--- EXERCISE INPUT ---
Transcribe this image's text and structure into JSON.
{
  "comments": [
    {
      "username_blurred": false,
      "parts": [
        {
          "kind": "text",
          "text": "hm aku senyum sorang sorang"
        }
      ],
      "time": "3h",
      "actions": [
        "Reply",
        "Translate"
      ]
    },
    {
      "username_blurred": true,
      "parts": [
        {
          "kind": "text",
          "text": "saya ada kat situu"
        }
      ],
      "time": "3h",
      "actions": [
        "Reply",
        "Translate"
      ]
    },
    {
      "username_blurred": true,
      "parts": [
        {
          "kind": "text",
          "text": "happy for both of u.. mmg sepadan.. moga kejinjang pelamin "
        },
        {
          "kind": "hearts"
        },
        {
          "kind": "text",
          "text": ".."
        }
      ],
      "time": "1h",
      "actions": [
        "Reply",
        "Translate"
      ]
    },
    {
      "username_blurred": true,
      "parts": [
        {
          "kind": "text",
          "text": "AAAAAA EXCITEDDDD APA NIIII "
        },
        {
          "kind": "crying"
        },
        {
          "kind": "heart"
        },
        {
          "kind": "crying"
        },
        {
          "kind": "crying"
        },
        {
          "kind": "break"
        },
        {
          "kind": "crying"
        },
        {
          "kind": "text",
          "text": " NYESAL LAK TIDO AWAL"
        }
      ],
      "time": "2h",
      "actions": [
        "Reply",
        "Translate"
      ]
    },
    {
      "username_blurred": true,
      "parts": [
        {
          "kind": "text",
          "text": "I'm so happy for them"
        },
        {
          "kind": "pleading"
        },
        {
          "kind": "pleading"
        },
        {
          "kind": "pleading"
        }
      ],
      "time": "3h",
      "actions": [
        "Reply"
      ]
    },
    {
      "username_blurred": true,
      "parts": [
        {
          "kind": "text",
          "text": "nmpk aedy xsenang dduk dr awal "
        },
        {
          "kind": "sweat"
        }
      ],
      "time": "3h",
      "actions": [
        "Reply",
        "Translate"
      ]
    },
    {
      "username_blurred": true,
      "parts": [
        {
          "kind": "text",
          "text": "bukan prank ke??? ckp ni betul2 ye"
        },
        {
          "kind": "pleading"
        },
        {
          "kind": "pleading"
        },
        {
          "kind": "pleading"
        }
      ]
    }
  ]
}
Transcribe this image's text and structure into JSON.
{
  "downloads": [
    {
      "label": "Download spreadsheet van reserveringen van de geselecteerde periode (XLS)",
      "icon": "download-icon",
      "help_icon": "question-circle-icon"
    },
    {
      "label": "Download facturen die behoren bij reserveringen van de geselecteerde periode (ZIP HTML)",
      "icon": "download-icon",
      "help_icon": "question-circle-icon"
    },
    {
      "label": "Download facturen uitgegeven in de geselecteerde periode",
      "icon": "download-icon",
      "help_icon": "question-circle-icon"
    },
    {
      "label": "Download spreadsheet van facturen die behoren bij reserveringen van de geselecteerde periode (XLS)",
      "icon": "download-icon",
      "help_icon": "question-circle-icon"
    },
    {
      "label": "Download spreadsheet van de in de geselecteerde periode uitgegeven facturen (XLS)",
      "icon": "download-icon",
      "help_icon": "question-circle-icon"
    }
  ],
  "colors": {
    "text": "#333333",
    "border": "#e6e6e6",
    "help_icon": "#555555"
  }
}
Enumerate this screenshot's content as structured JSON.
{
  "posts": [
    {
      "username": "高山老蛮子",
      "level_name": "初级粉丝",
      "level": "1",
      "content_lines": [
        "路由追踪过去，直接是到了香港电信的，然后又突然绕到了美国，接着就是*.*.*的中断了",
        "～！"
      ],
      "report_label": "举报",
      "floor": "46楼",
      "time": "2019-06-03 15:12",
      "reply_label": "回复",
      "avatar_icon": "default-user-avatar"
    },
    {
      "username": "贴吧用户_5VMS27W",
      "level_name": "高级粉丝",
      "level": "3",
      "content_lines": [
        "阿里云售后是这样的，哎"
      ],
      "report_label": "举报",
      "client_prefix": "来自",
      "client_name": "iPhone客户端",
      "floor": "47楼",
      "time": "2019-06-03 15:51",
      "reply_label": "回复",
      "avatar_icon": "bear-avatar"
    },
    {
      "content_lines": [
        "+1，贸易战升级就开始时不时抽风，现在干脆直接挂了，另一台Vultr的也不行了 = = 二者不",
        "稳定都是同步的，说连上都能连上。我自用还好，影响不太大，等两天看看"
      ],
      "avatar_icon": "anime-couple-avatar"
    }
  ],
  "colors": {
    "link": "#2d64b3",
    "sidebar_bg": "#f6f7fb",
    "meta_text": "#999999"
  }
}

--- WRITTEN PROBLEM ---
Find and copy each line above that includes the string "periode".

--- THE REPLY ---
      "label": "Download spreadsheet van reserveringen van de geselecteerde periode (XLS)",
      "label": "Download facturen die behoren bij reserveringen van de geselecteerde periode (ZIP HTML)",
      "label": "Download facturen uitgegeven in de geselecteerde periode",
      "label": "Download spreadsheet van facturen die behoren bij reserveringen van de geselecteerde periode (XLS)",
      "label": "Download spreadsheet van de in de geselecteerde periode uitgegeven facturen (XLS)",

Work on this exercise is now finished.